**DATASET ROWS**
## START
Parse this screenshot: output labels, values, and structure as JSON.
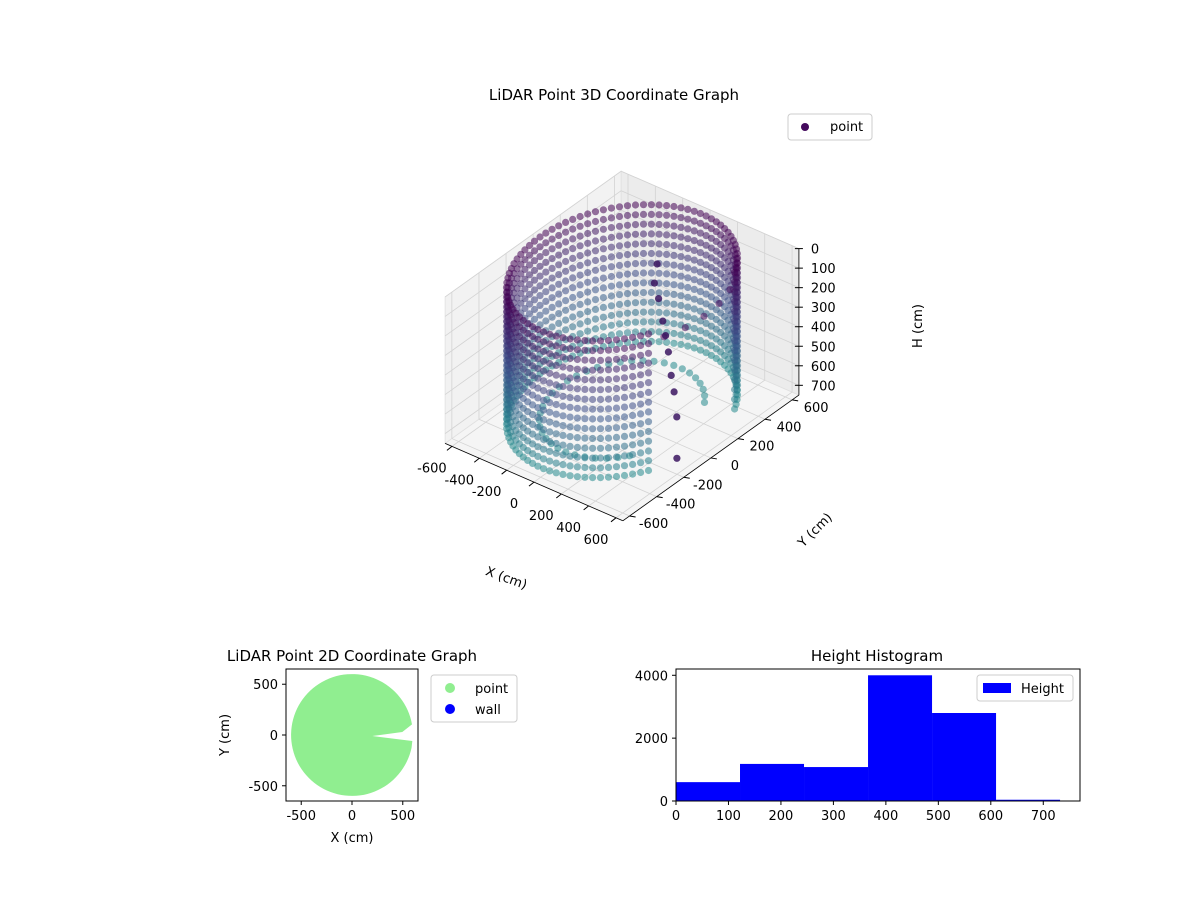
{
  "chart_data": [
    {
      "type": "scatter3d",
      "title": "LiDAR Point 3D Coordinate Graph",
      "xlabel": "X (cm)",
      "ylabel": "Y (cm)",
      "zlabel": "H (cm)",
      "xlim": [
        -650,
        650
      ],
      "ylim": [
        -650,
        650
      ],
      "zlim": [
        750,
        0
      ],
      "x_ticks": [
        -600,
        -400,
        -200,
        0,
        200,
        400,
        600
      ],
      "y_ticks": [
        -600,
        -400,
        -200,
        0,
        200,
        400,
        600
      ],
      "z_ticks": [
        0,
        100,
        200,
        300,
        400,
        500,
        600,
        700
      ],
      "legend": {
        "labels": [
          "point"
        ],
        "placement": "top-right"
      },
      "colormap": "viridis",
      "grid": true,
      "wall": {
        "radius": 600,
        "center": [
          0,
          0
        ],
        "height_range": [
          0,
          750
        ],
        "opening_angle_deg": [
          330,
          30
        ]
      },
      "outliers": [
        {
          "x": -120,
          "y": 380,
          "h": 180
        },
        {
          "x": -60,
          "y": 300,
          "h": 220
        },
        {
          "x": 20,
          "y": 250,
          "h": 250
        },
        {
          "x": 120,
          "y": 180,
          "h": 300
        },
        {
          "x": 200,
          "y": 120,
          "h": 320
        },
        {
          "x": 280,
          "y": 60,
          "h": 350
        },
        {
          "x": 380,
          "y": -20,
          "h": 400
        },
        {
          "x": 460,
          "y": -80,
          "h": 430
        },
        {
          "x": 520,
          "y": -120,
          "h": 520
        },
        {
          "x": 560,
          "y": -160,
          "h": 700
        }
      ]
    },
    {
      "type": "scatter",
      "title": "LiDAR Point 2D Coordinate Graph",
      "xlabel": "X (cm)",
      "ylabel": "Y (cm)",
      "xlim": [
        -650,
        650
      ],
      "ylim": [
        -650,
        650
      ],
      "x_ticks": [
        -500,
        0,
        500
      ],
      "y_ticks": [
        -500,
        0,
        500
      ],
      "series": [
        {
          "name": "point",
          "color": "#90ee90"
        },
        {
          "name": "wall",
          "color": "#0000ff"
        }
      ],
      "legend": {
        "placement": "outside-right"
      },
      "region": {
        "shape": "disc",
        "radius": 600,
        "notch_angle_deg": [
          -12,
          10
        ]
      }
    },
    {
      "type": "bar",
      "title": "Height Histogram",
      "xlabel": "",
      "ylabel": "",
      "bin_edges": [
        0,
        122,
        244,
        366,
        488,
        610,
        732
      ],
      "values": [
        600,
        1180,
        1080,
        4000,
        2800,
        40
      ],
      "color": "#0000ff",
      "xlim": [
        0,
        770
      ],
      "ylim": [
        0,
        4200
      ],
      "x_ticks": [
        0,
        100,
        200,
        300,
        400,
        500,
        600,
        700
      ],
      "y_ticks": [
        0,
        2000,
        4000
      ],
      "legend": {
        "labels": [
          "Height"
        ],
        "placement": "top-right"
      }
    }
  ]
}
## END
**WHAT IS BEING ASKED**
Without the pictures, reproduce every line of the records above exactly.

**EXPECTED OUTPUT**
Parse this screenshot: output labels, values, and structure as JSON.
{
  "chart_data": [
    {
      "type": "scatter3d",
      "title": "LiDAR Point 3D Coordinate Graph",
      "xlabel": "X (cm)",
      "ylabel": "Y (cm)",
      "zlabel": "H (cm)",
      "xlim": [
        -650,
        650
      ],
      "ylim": [
        -650,
        650
      ],
      "zlim": [
        750,
        0
      ],
      "x_ticks": [
        -600,
        -400,
        -200,
        0,
        200,
        400,
        600
      ],
      "y_ticks": [
        -600,
        -400,
        -200,
        0,
        200,
        400,
        600
      ],
      "z_ticks": [
        0,
        100,
        200,
        300,
        400,
        500,
        600,
        700
      ],
      "legend": {
        "labels": [
          "point"
        ],
        "placement": "top-right"
      },
      "colormap": "viridis",
      "grid": true,
      "wall": {
        "radius": 600,
        "center": [
          0,
          0
        ],
        "height_range": [
          0,
          750
        ],
        "opening_angle_deg": [
          330,
          30
        ]
      },
      "outliers": [
        {
          "x": -120,
          "y": 380,
          "h": 180
        },
        {
          "x": -60,
          "y": 300,
          "h": 220
        },
        {
          "x": 20,
          "y": 250,
          "h": 250
        },
        {
          "x": 120,
          "y": 180,
          "h": 300
        },
        {
          "x": 200,
          "y": 120,
          "h": 320
        },
        {
          "x": 280,
          "y": 60,
          "h": 350
        },
        {
          "x": 380,
          "y": -20,
          "h": 400
        },
        {
          "x": 460,
          "y": -80,
          "h": 430
        },
        {
          "x": 520,
          "y": -120,
          "h": 520
        },
        {
          "x": 560,
          "y": -160,
          "h": 700
        }
      ]
    },
    {
      "type": "scatter",
      "title": "LiDAR Point 2D Coordinate Graph",
      "xlabel": "X (cm)",
      "ylabel": "Y (cm)",
      "xlim": [
        -650,
        650
      ],
      "ylim": [
        -650,
        650
      ],
      "x_ticks": [
        -500,
        0,
        500
      ],
      "y_ticks": [
        -500,
        0,
        500
      ],
      "series": [
        {
          "name": "point",
          "color": "#90ee90"
        },
        {
          "name": "wall",
          "color": "#0000ff"
        }
      ],
      "legend": {
        "placement": "outside-right"
      },
      "region": {
        "shape": "disc",
        "radius": 600,
        "notch_angle_deg": [
          -12,
          10
        ]
      }
    },
    {
      "type": "bar",
      "title": "Height Histogram",
      "xlabel": "",
      "ylabel": "",
      "bin_edges": [
        0,
        122,
        244,
        366,
        488,
        610,
        732
      ],
      "values": [
        600,
        1180,
        1080,
        4000,
        2800,
        40
      ],
      "color": "#0000ff",
      "xlim": [
        0,
        770
      ],
      "ylim": [
        0,
        4200
      ],
      "x_ticks": [
        0,
        100,
        200,
        300,
        400,
        500,
        600,
        700
      ],
      "y_ticks": [
        0,
        2000,
        4000
      ],
      "legend": {
        "labels": [
          "Height"
        ],
        "placement": "top-right"
      }
    }
  ]
}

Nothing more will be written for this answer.